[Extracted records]
○ ○ ○ ○ ○
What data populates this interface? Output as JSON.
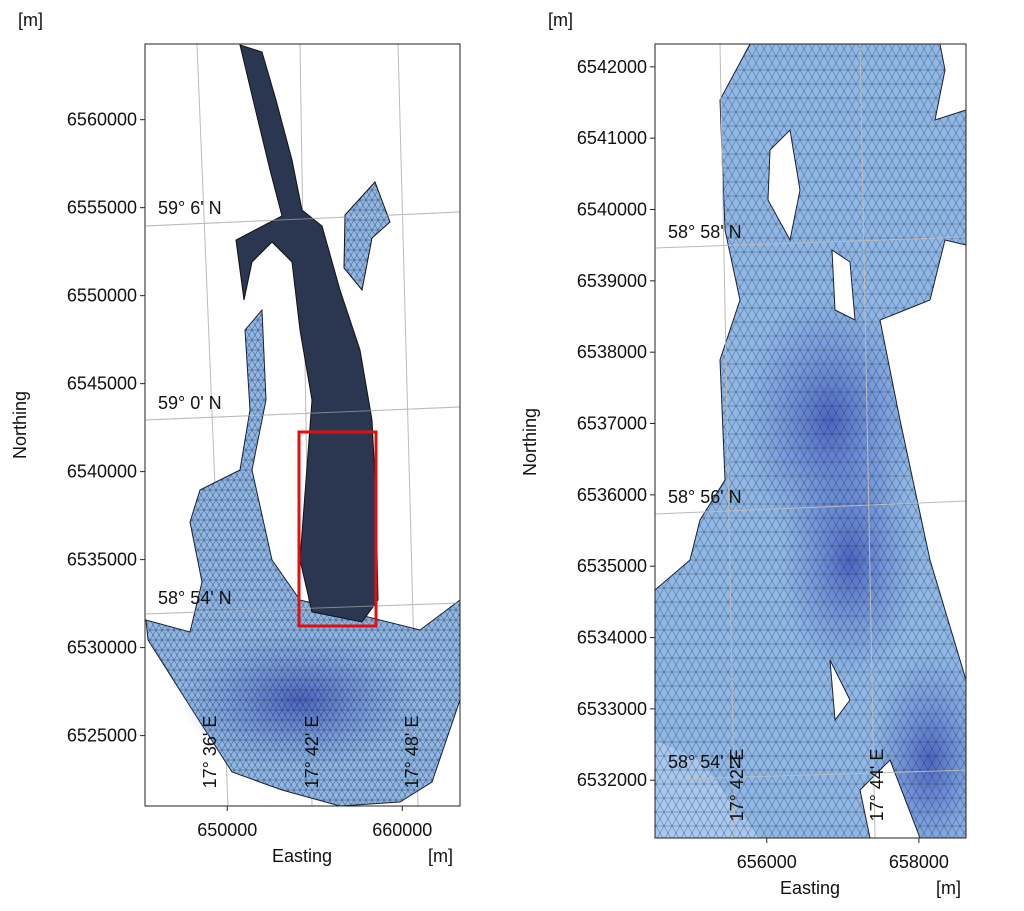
{
  "panels": [
    {
      "y_unit": "[m]",
      "x_unit": "[m]",
      "xlabel": "Easting",
      "ylabel": "Northing",
      "xlim": [
        645300,
        663300
      ],
      "ylim": [
        6521000,
        6564300
      ],
      "xticks": [
        650000,
        660000
      ],
      "yticks": [
        6525000,
        6530000,
        6535000,
        6540000,
        6545000,
        6550000,
        6555000,
        6560000
      ],
      "latitude_labels": [
        "59° 6' N",
        "59° 0' N",
        "58° 54' N"
      ],
      "longitude_labels": [
        "17° 36' E",
        "17° 42' E",
        "17° 48' E"
      ]
    },
    {
      "y_unit": "[m]",
      "x_unit": "[m]",
      "xlabel": "Easting",
      "ylabel": "Northing",
      "xlim": [
        654530,
        658620
      ],
      "ylim": [
        6531190,
        6542320
      ],
      "xticks": [
        656000,
        658000
      ],
      "yticks": [
        6532000,
        6533000,
        6534000,
        6535000,
        6536000,
        6537000,
        6538000,
        6539000,
        6540000,
        6541000,
        6542000
      ],
      "latitude_labels": [
        "58° 58' N",
        "58° 56' N",
        "58° 54' N"
      ],
      "longitude_labels": [
        "17° 42' E",
        "17° 44' E"
      ]
    }
  ]
}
○ ○ ○ ○ ○
The request | Make an exact copy of the data, leaving its pictures out.

Result below |
What data populates this interface? Output as JSON.
{
  "panels": [
    {
      "y_unit": "[m]",
      "x_unit": "[m]",
      "xlabel": "Easting",
      "ylabel": "Northing",
      "xlim": [
        645300,
        663300
      ],
      "ylim": [
        6521000,
        6564300
      ],
      "xticks": [
        650000,
        660000
      ],
      "yticks": [
        6525000,
        6530000,
        6535000,
        6540000,
        6545000,
        6550000,
        6555000,
        6560000
      ],
      "latitude_labels": [
        "59° 6' N",
        "59° 0' N",
        "58° 54' N"
      ],
      "longitude_labels": [
        "17° 36' E",
        "17° 42' E",
        "17° 48' E"
      ]
    },
    {
      "y_unit": "[m]",
      "x_unit": "[m]",
      "xlabel": "Easting",
      "ylabel": "Northing",
      "xlim": [
        654530,
        658620
      ],
      "ylim": [
        6531190,
        6542320
      ],
      "xticks": [
        656000,
        658000
      ],
      "yticks": [
        6532000,
        6533000,
        6534000,
        6535000,
        6536000,
        6537000,
        6538000,
        6539000,
        6540000,
        6541000,
        6542000
      ],
      "latitude_labels": [
        "58° 58' N",
        "58° 56' N",
        "58° 54' N"
      ],
      "longitude_labels": [
        "17° 42' E",
        "17° 44' E"
      ]
    }
  ]
}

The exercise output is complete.